[Job] Write out every entry precisely as given, leaving the pictures out.
• • • • • • •
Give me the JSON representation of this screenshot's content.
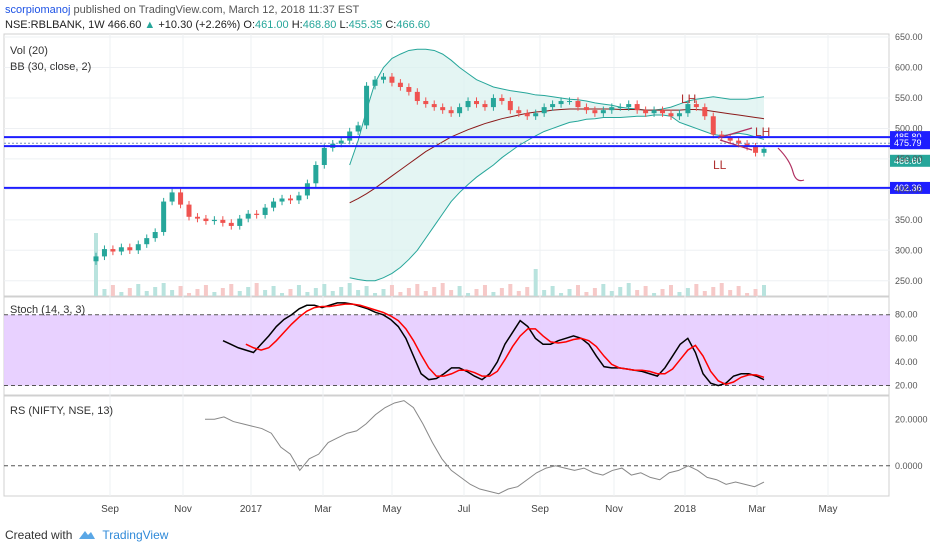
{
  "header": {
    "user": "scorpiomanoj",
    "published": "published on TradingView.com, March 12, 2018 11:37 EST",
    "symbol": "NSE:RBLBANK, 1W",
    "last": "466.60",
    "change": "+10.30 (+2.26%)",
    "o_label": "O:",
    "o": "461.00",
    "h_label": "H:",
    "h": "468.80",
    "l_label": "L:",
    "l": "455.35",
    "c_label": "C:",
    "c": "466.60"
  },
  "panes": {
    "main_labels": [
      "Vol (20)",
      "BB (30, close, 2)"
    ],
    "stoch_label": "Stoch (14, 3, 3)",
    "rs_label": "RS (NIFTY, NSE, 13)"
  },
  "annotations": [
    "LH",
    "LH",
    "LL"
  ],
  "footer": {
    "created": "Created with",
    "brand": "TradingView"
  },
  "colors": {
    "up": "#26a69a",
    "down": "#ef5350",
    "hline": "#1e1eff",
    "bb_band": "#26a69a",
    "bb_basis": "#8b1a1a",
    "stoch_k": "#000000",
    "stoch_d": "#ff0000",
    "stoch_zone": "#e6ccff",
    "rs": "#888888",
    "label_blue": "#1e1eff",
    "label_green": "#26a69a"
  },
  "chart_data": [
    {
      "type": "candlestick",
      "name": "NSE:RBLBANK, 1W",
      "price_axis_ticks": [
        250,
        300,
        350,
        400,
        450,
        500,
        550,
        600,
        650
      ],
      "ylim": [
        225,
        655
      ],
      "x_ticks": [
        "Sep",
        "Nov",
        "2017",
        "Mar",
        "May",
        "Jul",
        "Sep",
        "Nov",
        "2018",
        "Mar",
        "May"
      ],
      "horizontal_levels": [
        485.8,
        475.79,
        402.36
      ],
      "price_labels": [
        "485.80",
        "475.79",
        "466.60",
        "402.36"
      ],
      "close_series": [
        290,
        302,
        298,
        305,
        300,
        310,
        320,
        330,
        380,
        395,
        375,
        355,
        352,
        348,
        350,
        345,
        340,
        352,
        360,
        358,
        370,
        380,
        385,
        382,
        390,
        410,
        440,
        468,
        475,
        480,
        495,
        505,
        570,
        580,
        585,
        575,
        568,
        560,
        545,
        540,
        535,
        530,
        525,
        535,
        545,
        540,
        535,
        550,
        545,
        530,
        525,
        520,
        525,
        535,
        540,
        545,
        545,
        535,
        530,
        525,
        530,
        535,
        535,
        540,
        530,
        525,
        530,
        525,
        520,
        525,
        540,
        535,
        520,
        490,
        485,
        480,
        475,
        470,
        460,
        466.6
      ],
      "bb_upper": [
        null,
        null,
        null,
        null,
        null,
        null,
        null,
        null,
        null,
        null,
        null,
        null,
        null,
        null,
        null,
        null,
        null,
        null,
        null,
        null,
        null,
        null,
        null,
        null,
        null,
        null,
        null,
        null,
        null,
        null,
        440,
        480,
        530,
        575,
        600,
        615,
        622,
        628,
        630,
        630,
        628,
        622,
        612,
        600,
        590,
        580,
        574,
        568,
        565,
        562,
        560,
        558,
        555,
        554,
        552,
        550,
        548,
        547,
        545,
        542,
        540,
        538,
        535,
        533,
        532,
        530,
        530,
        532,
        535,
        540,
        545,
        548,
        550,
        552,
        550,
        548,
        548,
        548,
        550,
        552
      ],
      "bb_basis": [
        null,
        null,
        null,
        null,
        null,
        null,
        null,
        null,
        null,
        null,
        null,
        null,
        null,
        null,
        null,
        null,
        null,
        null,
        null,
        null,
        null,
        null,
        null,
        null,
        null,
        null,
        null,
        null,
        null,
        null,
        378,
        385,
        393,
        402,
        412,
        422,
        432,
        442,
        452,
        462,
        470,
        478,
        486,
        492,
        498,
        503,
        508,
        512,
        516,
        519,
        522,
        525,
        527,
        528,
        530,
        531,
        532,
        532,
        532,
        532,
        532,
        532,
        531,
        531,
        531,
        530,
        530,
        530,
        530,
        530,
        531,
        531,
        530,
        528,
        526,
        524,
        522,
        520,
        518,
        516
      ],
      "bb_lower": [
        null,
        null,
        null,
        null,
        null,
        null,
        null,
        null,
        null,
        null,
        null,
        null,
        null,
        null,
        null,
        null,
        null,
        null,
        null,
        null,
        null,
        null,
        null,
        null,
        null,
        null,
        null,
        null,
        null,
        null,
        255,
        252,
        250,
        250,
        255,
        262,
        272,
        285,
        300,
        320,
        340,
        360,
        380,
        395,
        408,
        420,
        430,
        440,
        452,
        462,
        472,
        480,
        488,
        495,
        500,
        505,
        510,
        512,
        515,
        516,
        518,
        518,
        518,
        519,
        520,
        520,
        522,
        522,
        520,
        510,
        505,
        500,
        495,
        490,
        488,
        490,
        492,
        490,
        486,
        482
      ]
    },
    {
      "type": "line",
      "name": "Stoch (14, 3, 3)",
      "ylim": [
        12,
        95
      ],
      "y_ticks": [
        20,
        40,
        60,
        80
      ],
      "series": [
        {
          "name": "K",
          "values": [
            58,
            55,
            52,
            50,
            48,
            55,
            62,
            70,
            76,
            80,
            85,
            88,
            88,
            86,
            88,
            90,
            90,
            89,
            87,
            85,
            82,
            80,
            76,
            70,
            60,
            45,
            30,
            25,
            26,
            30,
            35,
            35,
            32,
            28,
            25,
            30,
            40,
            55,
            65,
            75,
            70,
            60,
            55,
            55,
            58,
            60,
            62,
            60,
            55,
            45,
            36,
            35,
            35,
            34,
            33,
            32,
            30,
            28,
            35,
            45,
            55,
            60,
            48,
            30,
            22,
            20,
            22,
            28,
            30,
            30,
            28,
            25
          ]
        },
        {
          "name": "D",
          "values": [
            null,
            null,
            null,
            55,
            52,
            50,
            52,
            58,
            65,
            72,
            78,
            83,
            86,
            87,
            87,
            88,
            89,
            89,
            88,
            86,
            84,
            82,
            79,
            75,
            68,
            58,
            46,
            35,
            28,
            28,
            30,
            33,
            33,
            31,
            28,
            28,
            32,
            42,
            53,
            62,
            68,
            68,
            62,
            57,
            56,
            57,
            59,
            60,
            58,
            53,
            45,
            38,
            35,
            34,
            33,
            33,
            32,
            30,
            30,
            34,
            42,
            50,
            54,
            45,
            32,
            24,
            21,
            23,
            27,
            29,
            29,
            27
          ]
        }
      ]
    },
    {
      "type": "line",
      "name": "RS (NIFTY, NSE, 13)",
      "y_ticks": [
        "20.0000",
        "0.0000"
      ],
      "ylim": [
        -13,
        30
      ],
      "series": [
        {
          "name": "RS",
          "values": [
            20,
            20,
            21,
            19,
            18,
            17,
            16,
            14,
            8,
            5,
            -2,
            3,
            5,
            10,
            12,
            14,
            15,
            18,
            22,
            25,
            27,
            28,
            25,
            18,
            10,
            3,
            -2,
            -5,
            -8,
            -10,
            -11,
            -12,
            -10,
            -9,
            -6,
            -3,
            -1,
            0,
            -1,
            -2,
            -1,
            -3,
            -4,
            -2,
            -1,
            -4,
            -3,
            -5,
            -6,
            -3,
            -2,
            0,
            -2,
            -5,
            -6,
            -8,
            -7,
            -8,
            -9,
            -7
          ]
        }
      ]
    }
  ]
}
• • • • • • •
[Task result]
Give me the JSON representation of this screenshot's content.
{
  "header": {
    "user": "scorpiomanoj",
    "published": "published on TradingView.com, March 12, 2018 11:37 EST",
    "symbol": "NSE:RBLBANK, 1W",
    "last": "466.60",
    "change": "+10.30 (+2.26%)",
    "o_label": "O:",
    "o": "461.00",
    "h_label": "H:",
    "h": "468.80",
    "l_label": "L:",
    "l": "455.35",
    "c_label": "C:",
    "c": "466.60"
  },
  "panes": {
    "main_labels": [
      "Vol (20)",
      "BB (30, close, 2)"
    ],
    "stoch_label": "Stoch (14, 3, 3)",
    "rs_label": "RS (NIFTY, NSE, 13)"
  },
  "annotations": [
    "LH",
    "LH",
    "LL"
  ],
  "footer": {
    "created": "Created with",
    "brand": "TradingView"
  },
  "colors": {
    "up": "#26a69a",
    "down": "#ef5350",
    "hline": "#1e1eff",
    "bb_band": "#26a69a",
    "bb_basis": "#8b1a1a",
    "stoch_k": "#000000",
    "stoch_d": "#ff0000",
    "stoch_zone": "#e6ccff",
    "rs": "#888888",
    "label_blue": "#1e1eff",
    "label_green": "#26a69a"
  },
  "chart_data": [
    {
      "type": "candlestick",
      "name": "NSE:RBLBANK, 1W",
      "price_axis_ticks": [
        250,
        300,
        350,
        400,
        450,
        500,
        550,
        600,
        650
      ],
      "ylim": [
        225,
        655
      ],
      "x_ticks": [
        "Sep",
        "Nov",
        "2017",
        "Mar",
        "May",
        "Jul",
        "Sep",
        "Nov",
        "2018",
        "Mar",
        "May"
      ],
      "horizontal_levels": [
        485.8,
        475.79,
        402.36
      ],
      "price_labels": [
        "485.80",
        "475.79",
        "466.60",
        "402.36"
      ],
      "close_series": [
        290,
        302,
        298,
        305,
        300,
        310,
        320,
        330,
        380,
        395,
        375,
        355,
        352,
        348,
        350,
        345,
        340,
        352,
        360,
        358,
        370,
        380,
        385,
        382,
        390,
        410,
        440,
        468,
        475,
        480,
        495,
        505,
        570,
        580,
        585,
        575,
        568,
        560,
        545,
        540,
        535,
        530,
        525,
        535,
        545,
        540,
        535,
        550,
        545,
        530,
        525,
        520,
        525,
        535,
        540,
        545,
        545,
        535,
        530,
        525,
        530,
        535,
        535,
        540,
        530,
        525,
        530,
        525,
        520,
        525,
        540,
        535,
        520,
        490,
        485,
        480,
        475,
        470,
        460,
        466.6
      ],
      "bb_upper": [
        null,
        null,
        null,
        null,
        null,
        null,
        null,
        null,
        null,
        null,
        null,
        null,
        null,
        null,
        null,
        null,
        null,
        null,
        null,
        null,
        null,
        null,
        null,
        null,
        null,
        null,
        null,
        null,
        null,
        null,
        440,
        480,
        530,
        575,
        600,
        615,
        622,
        628,
        630,
        630,
        628,
        622,
        612,
        600,
        590,
        580,
        574,
        568,
        565,
        562,
        560,
        558,
        555,
        554,
        552,
        550,
        548,
        547,
        545,
        542,
        540,
        538,
        535,
        533,
        532,
        530,
        530,
        532,
        535,
        540,
        545,
        548,
        550,
        552,
        550,
        548,
        548,
        548,
        550,
        552
      ],
      "bb_basis": [
        null,
        null,
        null,
        null,
        null,
        null,
        null,
        null,
        null,
        null,
        null,
        null,
        null,
        null,
        null,
        null,
        null,
        null,
        null,
        null,
        null,
        null,
        null,
        null,
        null,
        null,
        null,
        null,
        null,
        null,
        378,
        385,
        393,
        402,
        412,
        422,
        432,
        442,
        452,
        462,
        470,
        478,
        486,
        492,
        498,
        503,
        508,
        512,
        516,
        519,
        522,
        525,
        527,
        528,
        530,
        531,
        532,
        532,
        532,
        532,
        532,
        532,
        531,
        531,
        531,
        530,
        530,
        530,
        530,
        530,
        531,
        531,
        530,
        528,
        526,
        524,
        522,
        520,
        518,
        516
      ],
      "bb_lower": [
        null,
        null,
        null,
        null,
        null,
        null,
        null,
        null,
        null,
        null,
        null,
        null,
        null,
        null,
        null,
        null,
        null,
        null,
        null,
        null,
        null,
        null,
        null,
        null,
        null,
        null,
        null,
        null,
        null,
        null,
        255,
        252,
        250,
        250,
        255,
        262,
        272,
        285,
        300,
        320,
        340,
        360,
        380,
        395,
        408,
        420,
        430,
        440,
        452,
        462,
        472,
        480,
        488,
        495,
        500,
        505,
        510,
        512,
        515,
        516,
        518,
        518,
        518,
        519,
        520,
        520,
        522,
        522,
        520,
        510,
        505,
        500,
        495,
        490,
        488,
        490,
        492,
        490,
        486,
        482
      ]
    },
    {
      "type": "line",
      "name": "Stoch (14, 3, 3)",
      "ylim": [
        12,
        95
      ],
      "y_ticks": [
        20,
        40,
        60,
        80
      ],
      "series": [
        {
          "name": "K",
          "values": [
            58,
            55,
            52,
            50,
            48,
            55,
            62,
            70,
            76,
            80,
            85,
            88,
            88,
            86,
            88,
            90,
            90,
            89,
            87,
            85,
            82,
            80,
            76,
            70,
            60,
            45,
            30,
            25,
            26,
            30,
            35,
            35,
            32,
            28,
            25,
            30,
            40,
            55,
            65,
            75,
            70,
            60,
            55,
            55,
            58,
            60,
            62,
            60,
            55,
            45,
            36,
            35,
            35,
            34,
            33,
            32,
            30,
            28,
            35,
            45,
            55,
            60,
            48,
            30,
            22,
            20,
            22,
            28,
            30,
            30,
            28,
            25
          ]
        },
        {
          "name": "D",
          "values": [
            null,
            null,
            null,
            55,
            52,
            50,
            52,
            58,
            65,
            72,
            78,
            83,
            86,
            87,
            87,
            88,
            89,
            89,
            88,
            86,
            84,
            82,
            79,
            75,
            68,
            58,
            46,
            35,
            28,
            28,
            30,
            33,
            33,
            31,
            28,
            28,
            32,
            42,
            53,
            62,
            68,
            68,
            62,
            57,
            56,
            57,
            59,
            60,
            58,
            53,
            45,
            38,
            35,
            34,
            33,
            33,
            32,
            30,
            30,
            34,
            42,
            50,
            54,
            45,
            32,
            24,
            21,
            23,
            27,
            29,
            29,
            27
          ]
        }
      ]
    },
    {
      "type": "line",
      "name": "RS (NIFTY, NSE, 13)",
      "y_ticks": [
        "20.0000",
        "0.0000"
      ],
      "ylim": [
        -13,
        30
      ],
      "series": [
        {
          "name": "RS",
          "values": [
            20,
            20,
            21,
            19,
            18,
            17,
            16,
            14,
            8,
            5,
            -2,
            3,
            5,
            10,
            12,
            14,
            15,
            18,
            22,
            25,
            27,
            28,
            25,
            18,
            10,
            3,
            -2,
            -5,
            -8,
            -10,
            -11,
            -12,
            -10,
            -9,
            -6,
            -3,
            -1,
            0,
            -1,
            -2,
            -1,
            -3,
            -4,
            -2,
            -1,
            -4,
            -3,
            -5,
            -6,
            -3,
            -2,
            0,
            -2,
            -5,
            -6,
            -8,
            -7,
            -8,
            -9,
            -7
          ]
        }
      ]
    }
  ]
}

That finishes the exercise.